Available records
+-------+
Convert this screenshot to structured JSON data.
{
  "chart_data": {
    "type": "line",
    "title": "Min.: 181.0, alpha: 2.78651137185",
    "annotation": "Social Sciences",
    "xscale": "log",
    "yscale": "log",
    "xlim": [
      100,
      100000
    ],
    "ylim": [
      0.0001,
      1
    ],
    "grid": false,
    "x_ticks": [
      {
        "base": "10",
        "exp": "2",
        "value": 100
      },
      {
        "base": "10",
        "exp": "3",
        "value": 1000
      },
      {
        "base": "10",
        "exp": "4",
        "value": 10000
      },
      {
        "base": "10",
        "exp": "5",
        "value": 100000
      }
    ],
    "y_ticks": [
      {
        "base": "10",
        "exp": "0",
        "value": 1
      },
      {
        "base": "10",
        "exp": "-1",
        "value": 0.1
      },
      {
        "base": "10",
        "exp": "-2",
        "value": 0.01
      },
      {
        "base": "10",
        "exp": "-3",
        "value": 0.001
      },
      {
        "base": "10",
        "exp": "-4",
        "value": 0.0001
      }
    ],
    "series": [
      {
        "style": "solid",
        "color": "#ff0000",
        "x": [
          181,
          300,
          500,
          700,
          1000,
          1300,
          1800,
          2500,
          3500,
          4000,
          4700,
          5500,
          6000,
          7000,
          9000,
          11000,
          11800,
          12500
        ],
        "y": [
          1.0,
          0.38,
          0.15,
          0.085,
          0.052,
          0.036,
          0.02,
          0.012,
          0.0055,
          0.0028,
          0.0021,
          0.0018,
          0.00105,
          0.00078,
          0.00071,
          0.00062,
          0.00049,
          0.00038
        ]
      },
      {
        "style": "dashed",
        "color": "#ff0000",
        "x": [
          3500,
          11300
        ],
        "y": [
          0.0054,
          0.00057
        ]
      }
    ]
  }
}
+-------+
Find every line with the word "value" and state how many there are, with no other words.

9